** begin Rows **

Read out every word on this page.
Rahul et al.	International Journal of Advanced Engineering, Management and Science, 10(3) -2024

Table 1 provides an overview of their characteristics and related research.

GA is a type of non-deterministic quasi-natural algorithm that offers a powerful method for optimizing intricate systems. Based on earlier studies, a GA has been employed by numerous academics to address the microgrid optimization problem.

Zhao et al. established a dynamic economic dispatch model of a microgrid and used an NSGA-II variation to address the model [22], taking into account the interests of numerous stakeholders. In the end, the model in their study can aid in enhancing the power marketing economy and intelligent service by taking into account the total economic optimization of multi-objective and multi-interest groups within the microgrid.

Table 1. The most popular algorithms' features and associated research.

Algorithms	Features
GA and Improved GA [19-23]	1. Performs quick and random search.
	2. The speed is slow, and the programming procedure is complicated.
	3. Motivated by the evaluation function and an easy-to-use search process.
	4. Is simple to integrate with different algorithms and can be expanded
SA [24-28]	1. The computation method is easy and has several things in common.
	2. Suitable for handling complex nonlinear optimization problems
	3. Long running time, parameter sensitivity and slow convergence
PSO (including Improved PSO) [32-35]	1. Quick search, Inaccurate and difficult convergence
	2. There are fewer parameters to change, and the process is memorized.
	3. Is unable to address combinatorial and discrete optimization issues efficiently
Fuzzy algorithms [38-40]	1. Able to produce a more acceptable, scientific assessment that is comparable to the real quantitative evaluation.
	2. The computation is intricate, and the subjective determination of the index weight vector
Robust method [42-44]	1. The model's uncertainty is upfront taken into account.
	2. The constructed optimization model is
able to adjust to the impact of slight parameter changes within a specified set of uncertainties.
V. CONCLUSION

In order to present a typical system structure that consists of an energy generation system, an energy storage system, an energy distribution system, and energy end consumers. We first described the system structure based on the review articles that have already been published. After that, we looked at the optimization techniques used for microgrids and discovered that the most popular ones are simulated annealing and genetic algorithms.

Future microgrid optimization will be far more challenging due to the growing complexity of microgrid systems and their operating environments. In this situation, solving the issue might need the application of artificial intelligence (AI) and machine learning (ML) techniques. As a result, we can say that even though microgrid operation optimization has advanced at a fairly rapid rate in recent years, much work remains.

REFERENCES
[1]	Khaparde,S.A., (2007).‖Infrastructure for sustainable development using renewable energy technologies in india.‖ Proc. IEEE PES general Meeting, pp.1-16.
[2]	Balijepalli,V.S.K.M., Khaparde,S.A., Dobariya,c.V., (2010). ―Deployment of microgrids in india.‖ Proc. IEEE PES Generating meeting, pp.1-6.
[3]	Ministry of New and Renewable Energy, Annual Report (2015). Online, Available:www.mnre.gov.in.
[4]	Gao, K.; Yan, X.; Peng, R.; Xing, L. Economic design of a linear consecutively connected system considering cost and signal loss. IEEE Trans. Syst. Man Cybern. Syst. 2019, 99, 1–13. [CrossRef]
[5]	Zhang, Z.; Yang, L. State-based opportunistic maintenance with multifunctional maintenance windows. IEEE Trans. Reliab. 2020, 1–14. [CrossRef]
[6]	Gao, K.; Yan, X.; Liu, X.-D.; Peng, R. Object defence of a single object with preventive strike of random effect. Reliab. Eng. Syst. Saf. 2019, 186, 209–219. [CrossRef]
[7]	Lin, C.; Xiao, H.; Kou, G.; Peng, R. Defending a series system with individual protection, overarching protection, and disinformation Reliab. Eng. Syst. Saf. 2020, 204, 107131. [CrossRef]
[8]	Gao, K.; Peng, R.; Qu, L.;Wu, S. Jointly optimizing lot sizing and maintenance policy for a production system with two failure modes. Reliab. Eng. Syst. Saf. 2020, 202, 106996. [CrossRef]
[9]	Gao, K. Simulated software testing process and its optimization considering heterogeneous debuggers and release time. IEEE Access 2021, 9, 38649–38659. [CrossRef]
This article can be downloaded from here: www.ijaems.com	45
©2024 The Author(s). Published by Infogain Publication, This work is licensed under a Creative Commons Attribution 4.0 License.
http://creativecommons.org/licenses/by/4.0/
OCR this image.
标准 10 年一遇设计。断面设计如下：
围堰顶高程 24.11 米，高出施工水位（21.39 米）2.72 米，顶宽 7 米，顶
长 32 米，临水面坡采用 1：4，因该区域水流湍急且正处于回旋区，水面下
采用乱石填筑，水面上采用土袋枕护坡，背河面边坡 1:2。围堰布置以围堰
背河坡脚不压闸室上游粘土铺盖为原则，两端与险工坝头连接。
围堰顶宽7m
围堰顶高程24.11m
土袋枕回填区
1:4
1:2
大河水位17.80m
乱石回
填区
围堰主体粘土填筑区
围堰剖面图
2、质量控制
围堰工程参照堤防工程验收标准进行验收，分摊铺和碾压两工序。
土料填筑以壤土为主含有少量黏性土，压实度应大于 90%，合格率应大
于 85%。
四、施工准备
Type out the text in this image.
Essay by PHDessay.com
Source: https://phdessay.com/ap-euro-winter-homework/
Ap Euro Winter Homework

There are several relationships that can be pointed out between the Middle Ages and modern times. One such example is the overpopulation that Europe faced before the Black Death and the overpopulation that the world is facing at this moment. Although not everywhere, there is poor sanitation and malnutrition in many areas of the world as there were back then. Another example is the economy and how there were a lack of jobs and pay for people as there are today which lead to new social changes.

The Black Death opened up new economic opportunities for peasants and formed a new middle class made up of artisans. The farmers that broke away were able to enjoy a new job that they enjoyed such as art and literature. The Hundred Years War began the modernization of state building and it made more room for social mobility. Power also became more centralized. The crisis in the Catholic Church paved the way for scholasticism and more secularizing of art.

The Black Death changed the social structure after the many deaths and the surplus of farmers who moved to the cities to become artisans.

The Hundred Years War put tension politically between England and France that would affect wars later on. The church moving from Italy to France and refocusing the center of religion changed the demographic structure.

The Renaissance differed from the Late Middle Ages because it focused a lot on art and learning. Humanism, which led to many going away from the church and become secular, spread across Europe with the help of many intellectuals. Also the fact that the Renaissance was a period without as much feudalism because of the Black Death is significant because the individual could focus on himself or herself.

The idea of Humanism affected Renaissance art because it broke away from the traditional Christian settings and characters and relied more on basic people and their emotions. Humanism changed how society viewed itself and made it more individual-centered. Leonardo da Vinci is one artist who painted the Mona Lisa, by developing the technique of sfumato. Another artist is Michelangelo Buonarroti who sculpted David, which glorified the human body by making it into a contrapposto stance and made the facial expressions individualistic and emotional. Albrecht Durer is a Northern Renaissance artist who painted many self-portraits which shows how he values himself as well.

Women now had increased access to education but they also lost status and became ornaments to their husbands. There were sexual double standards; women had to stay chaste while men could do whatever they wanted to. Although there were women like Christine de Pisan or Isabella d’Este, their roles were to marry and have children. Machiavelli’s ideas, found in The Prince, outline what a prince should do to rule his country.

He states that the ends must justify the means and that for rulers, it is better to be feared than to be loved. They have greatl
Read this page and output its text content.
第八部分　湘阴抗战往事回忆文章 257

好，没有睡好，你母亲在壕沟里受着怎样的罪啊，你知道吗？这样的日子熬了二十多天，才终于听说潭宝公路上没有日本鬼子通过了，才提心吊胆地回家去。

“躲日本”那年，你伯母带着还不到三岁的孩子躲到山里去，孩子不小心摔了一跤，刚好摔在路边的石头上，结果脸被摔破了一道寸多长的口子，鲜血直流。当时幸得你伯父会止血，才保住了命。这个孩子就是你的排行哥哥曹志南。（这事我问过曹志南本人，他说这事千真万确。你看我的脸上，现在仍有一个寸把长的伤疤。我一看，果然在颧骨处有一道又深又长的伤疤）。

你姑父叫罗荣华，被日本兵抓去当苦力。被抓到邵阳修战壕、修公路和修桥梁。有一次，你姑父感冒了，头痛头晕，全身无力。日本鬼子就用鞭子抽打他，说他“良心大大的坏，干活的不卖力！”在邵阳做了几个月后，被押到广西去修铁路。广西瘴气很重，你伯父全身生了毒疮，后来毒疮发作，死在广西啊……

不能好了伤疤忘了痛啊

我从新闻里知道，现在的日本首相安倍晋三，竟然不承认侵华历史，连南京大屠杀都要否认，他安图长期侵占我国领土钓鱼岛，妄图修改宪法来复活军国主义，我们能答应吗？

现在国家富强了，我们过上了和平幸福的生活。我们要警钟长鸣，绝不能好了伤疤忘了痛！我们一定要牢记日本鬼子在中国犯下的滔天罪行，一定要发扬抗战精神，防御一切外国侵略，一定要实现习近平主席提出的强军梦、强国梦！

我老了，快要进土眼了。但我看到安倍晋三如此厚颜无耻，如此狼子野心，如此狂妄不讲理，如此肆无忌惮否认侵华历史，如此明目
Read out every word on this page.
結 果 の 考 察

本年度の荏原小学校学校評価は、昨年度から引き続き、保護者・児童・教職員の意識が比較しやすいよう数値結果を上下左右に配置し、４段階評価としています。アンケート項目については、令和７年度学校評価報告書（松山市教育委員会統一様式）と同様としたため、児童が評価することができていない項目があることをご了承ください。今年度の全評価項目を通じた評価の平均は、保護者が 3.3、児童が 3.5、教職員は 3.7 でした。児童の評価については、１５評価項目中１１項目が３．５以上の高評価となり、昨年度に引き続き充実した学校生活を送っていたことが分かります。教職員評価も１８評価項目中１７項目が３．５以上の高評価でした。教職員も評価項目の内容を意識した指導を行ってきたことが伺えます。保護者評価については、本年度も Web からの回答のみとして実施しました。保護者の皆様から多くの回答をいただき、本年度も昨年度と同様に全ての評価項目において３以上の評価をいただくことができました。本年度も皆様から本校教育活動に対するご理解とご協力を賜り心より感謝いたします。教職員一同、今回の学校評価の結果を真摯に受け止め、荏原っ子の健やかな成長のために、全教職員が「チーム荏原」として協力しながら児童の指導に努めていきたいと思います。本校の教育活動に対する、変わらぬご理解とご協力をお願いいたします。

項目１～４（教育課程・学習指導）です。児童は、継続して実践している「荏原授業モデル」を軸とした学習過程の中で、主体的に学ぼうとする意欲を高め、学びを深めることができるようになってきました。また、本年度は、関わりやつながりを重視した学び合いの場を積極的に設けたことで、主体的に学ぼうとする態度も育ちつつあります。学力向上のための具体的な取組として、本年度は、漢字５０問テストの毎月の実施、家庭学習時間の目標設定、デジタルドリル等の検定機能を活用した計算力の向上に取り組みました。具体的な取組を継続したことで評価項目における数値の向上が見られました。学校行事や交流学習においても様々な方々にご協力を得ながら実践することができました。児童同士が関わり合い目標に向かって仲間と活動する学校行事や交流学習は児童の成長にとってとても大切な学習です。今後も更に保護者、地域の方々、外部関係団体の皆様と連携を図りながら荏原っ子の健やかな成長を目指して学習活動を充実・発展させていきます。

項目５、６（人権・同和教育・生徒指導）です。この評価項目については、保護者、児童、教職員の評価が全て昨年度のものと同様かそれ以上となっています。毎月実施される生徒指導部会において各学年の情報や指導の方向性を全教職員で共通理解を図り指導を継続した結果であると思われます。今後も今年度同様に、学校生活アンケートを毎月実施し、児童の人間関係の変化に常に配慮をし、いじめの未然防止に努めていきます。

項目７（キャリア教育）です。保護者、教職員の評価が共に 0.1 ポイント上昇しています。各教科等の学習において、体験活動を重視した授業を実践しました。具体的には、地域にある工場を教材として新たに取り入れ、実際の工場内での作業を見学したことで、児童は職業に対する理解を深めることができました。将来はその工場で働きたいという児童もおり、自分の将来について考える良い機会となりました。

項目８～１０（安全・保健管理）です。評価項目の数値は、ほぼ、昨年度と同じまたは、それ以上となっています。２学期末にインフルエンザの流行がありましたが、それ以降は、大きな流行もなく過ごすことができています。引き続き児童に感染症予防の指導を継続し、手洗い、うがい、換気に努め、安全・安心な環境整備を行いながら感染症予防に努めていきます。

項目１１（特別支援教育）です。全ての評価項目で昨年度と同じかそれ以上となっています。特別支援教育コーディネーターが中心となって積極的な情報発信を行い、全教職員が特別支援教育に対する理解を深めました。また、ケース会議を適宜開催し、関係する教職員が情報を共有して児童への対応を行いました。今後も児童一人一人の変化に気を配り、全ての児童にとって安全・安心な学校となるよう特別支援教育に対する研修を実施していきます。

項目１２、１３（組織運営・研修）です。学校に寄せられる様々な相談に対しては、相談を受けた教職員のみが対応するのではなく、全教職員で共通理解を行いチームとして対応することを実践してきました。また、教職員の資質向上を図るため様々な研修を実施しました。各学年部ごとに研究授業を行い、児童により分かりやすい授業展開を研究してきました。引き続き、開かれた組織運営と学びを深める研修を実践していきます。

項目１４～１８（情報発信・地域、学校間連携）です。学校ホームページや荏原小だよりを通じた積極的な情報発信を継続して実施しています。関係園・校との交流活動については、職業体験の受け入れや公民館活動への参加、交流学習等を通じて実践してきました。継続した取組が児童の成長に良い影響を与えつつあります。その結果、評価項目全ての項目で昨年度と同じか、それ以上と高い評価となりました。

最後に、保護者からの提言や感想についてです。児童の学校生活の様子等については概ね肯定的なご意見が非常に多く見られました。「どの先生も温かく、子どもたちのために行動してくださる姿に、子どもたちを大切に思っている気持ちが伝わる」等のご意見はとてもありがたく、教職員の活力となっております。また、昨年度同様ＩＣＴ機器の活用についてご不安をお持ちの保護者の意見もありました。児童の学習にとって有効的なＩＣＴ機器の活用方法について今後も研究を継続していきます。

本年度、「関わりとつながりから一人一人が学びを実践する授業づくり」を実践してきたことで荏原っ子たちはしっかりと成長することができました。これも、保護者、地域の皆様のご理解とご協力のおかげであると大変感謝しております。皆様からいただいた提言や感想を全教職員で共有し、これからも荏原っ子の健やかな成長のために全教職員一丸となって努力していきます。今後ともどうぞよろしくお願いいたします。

** end Rows **

◆ Written exercise ◆
From the material above, gather all lines that include the string "text" and copy them.

◆ Worked answer ◆
Type out the text in this image.
Read this page and output its text content.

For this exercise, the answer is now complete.